--- PROBLEM ---
Rewrite every item below as a Markdown table with the columns Row and Line. Number each non-blank line in order and leave out blank lines.

--- DATA RECORDS ---

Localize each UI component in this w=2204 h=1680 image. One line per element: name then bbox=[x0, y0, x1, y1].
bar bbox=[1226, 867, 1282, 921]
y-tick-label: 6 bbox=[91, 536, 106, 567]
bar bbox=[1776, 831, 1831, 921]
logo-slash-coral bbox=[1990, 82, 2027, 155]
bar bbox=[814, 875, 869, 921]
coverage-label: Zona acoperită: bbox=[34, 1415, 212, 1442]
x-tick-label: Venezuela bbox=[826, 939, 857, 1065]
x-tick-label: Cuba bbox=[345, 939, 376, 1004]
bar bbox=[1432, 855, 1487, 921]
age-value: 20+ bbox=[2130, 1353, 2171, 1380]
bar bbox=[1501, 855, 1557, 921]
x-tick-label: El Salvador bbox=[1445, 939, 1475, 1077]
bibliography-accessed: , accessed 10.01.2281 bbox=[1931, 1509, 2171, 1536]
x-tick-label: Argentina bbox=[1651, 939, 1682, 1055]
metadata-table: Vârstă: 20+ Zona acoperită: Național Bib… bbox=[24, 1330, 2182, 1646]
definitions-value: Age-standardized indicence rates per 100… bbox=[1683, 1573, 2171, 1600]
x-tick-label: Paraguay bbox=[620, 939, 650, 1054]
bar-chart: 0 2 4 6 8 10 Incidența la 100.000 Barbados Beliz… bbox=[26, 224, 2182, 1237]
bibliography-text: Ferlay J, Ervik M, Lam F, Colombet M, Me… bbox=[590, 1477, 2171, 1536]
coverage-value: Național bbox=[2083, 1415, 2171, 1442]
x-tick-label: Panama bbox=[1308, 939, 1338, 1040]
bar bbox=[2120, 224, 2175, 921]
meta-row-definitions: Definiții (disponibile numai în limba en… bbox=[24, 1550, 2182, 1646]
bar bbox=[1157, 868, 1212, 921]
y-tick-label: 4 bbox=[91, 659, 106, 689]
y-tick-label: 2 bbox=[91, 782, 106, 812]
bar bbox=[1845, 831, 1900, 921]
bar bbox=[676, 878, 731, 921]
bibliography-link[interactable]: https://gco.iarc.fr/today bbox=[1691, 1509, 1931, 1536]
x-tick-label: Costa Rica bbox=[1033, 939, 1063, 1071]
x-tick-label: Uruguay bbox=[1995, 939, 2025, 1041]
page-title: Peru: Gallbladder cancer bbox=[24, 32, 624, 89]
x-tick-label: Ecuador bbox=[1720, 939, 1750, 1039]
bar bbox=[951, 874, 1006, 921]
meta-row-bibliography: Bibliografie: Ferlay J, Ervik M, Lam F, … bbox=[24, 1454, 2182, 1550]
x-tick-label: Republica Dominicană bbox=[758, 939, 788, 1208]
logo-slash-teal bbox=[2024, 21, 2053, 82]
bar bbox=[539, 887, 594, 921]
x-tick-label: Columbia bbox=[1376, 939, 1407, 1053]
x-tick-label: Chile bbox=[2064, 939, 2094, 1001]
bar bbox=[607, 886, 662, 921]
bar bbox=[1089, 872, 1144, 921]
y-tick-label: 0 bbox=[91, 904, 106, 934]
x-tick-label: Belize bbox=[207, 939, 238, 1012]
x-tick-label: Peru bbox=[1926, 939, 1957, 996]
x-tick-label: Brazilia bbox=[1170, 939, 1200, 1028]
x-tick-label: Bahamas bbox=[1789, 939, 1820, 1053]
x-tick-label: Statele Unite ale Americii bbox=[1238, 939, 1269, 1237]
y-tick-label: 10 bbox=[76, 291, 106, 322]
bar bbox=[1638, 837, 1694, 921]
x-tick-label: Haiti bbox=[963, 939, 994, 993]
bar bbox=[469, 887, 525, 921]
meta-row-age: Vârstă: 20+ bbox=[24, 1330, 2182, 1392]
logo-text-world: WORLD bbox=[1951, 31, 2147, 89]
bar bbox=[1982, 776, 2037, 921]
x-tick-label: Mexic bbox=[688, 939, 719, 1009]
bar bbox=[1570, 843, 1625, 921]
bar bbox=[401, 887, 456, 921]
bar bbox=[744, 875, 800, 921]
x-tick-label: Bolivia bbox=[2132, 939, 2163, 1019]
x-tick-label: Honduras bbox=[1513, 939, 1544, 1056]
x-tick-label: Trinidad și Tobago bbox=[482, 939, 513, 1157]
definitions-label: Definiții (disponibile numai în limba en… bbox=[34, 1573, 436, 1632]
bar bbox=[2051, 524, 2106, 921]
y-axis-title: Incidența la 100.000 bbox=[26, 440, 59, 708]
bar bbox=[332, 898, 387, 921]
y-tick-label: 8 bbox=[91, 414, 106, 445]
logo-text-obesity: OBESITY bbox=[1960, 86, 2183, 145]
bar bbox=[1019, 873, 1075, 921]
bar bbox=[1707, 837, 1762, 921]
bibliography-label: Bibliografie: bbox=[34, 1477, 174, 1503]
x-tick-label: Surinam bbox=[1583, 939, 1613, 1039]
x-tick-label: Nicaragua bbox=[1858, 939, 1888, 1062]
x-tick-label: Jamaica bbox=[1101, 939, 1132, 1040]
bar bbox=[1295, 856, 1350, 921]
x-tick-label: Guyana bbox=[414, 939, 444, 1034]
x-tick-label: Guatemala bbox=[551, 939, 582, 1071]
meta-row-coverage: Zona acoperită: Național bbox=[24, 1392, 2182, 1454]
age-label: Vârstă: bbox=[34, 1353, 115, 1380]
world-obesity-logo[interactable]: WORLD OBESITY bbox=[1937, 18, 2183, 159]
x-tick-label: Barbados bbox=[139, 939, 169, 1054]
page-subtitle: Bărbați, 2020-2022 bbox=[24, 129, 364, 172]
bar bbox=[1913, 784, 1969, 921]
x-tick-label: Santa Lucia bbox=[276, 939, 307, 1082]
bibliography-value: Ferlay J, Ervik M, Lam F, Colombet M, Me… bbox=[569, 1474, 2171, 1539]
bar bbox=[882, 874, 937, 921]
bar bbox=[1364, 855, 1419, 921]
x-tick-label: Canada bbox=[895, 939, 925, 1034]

--- RESULT OF THE TASK ---
| Row | Line |
|---|---|
| 1 | Localize each UI component in this w=2204 h=1680 image. One line per element: name then bbox=[x0, y0, x1, y1]. |
| 2 | bar bbox=[1226, 867, 1282, 921] |
| 3 | y-tick-label: 6 bbox=[91, 536, 106, 567] |
| 4 | bar bbox=[1776, 831, 1831, 921] |
| 5 | logo-slash-coral bbox=[1990, 82, 2027, 155] |
| 6 | bar bbox=[814, 875, 869, 921] |
| 7 | coverage-label: Zona acoperită: bbox=[34, 1415, 212, 1442] |
| 8 | x-tick-label: Venezuela bbox=[826, 939, 857, 1065] |
| 9 | x-tick-label: Cuba bbox=[345, 939, 376, 1004] |
| 10 | bar bbox=[1432, 855, 1487, 921] |
| 11 | age-value: 20+ bbox=[2130, 1353, 2171, 1380] |
| 12 | bar bbox=[1501, 855, 1557, 921] |
| 13 | x-tick-label: El Salvador bbox=[1445, 939, 1475, 1077] |
| 14 | bibliography-accessed: , accessed 10.01.2281 bbox=[1931, 1509, 2171, 1536] |
| 15 | x-tick-label: Argentina bbox=[1651, 939, 1682, 1055] |
| 16 | metadata-table: Vârstă: 20+ Zona acoperită: Național Bib… bbox=[24, 1330, 2182, 1646] |
| 17 | definitions-value: Age-standardized indicence rates per 100… bbox=[1683, 1573, 2171, 1600] |
| 18 | x-tick-label: Paraguay bbox=[620, 939, 650, 1054] |
| 19 | bar-chart: 0 2 4 6 8 10 Incidența la 100.000 Barbados Beliz… bbox=[26, 224, 2182, 1237] |
| 20 | bibliography-text: Ferlay J, Ervik M, Lam F, Colombet M, Me… bbox=[590, 1477, 2171, 1536] |
| 21 | coverage-value: Național bbox=[2083, 1415, 2171, 1442] |
| 22 | x-tick-label: Panama bbox=[1308, 939, 1338, 1040] |
| 23 | bar bbox=[2120, 224, 2175, 921] |
| 24 | meta-row-definitions: Definiții (disponibile numai în limba en… bbox=[24, 1550, 2182, 1646] |
| 25 | bar bbox=[1157, 868, 1212, 921] |
| 26 | y-tick-label: 4 bbox=[91, 659, 106, 689] |
| 27 | y-tick-label: 2 bbox=[91, 782, 106, 812] |
| 28 | bar bbox=[1845, 831, 1900, 921] |
| 29 | bar bbox=[676, 878, 731, 921] |
| 30 | bibliography-link[interactable]: https://gco.iarc.fr/today bbox=[1691, 1509, 1931, 1536] |
| 31 | x-tick-label: Costa Rica bbox=[1033, 939, 1063, 1071] |
| 32 | x-tick-label: Uruguay bbox=[1995, 939, 2025, 1041] |
| 33 | page-title: Peru: Gallbladder cancer bbox=[24, 32, 624, 89] |
| 34 | x-tick-label: Ecuador bbox=[1720, 939, 1750, 1039] |
| 35 | bar bbox=[951, 874, 1006, 921] |
| 36 | meta-row-bibliography: Bibliografie: Ferlay J, Ervik M, Lam F, … bbox=[24, 1454, 2182, 1550] |
| 37 | x-tick-label: Republica Dominicană bbox=[758, 939, 788, 1208] |
| 38 | logo-slash-teal bbox=[2024, 21, 2053, 82] |
| 39 | bar bbox=[539, 887, 594, 921] |
| 40 | x-tick-label: Columbia bbox=[1376, 939, 1407, 1053] |
| 41 | x-tick-label: Chile bbox=[2064, 939, 2094, 1001] |
| 42 | bar bbox=[607, 886, 662, 921] |
| 43 | bar bbox=[1089, 872, 1144, 921] |
| 44 | y-tick-label: 0 bbox=[91, 904, 106, 934] |
| 45 | x-tick-label: Belize bbox=[207, 939, 238, 1012] |
| 46 | x-tick-label: Peru bbox=[1926, 939, 1957, 996] |
| 47 | x-tick-label: Brazilia bbox=[1170, 939, 1200, 1028] |
| 48 | x-tick-label: Bahamas bbox=[1789, 939, 1820, 1053] |
| 49 | x-tick-label: Statele Unite ale Americii bbox=[1238, 939, 1269, 1237] |
| 50 | y-tick-label: 10 bbox=[76, 291, 106, 322] |
| 51 | bar bbox=[1638, 837, 1694, 921] |
| 52 | x-tick-label: Haiti bbox=[963, 939, 994, 993] |
| 53 | bar bbox=[469, 887, 525, 921] |
| 54 | meta-row-age: Vârstă: 20+ bbox=[24, 1330, 2182, 1392] |
| 55 | logo-text-world: WORLD bbox=[1951, 31, 2147, 89] |
| 56 | bar bbox=[1982, 776, 2037, 921] |
| 57 | x-tick-label: Mexic bbox=[688, 939, 719, 1009] |
| 58 | bar bbox=[1570, 843, 1625, 921] |
| 59 | bar bbox=[401, 887, 456, 921] |
| 60 | bar bbox=[744, 875, 800, 921] |
| 61 | x-tick-label: Bolivia bbox=[2132, 939, 2163, 1019] |
| 62 | x-tick-label: Honduras bbox=[1513, 939, 1544, 1056] |
| 63 | x-tick-label: Trinidad și Tobago bbox=[482, 939, 513, 1157] |
| 64 | definitions-label: Definiții (disponibile numai în limba en… bbox=[34, 1573, 436, 1632] |
| 65 | bar bbox=[2051, 524, 2106, 921] |
| 66 | y-axis-title: Incidența la 100.000 bbox=[26, 440, 59, 708] |
| 67 | bar bbox=[332, 898, 387, 921] |
| 68 | y-tick-label: 8 bbox=[91, 414, 106, 445] |
| 69 | logo-text-obesity: OBESITY bbox=[1960, 86, 2183, 145] |
| 70 | bar bbox=[1019, 873, 1075, 921] |
| 71 | bar bbox=[1707, 837, 1762, 921] |
| 72 | bibliography-label: Bibliografie: bbox=[34, 1477, 174, 1503] |
| 73 | x-tick-label: Surinam bbox=[1583, 939, 1613, 1039] |
| 74 | x-tick-label: Nicaragua bbox=[1858, 939, 1888, 1062] |
| 75 | x-tick-label: Jamaica bbox=[1101, 939, 1132, 1040] |
| 76 | bar bbox=[1295, 856, 1350, 921] |
| 77 | x-tick-label: Guyana bbox=[414, 939, 444, 1034] |
| 78 | x-tick-label: Guatemala bbox=[551, 939, 582, 1071] |
| 79 | meta-row-coverage: Zona acoperită: Național bbox=[24, 1392, 2182, 1454] |
| 80 | age-label: Vârstă: bbox=[34, 1353, 115, 1380] |
| 81 | world-obesity-logo[interactable]: WORLD OBESITY bbox=[1937, 18, 2183, 159] |
| 82 | x-tick-label: Barbados bbox=[139, 939, 169, 1054] |
| 83 | page-subtitle: Bărbați, 2020-2022 bbox=[24, 129, 364, 172] |
| 84 | bar bbox=[1913, 784, 1969, 921] |
| 85 | x-tick-label: Santa Lucia bbox=[276, 939, 307, 1082] |
| 86 | bibliography-value: Ferlay J, Ervik M, Lam F, Colombet M, Me… bbox=[569, 1474, 2171, 1539] |
| 87 | bar bbox=[882, 874, 937, 921] |
| 88 | bar bbox=[1364, 855, 1419, 921] |
| 89 | x-tick-label: Canada bbox=[895, 939, 925, 1034] |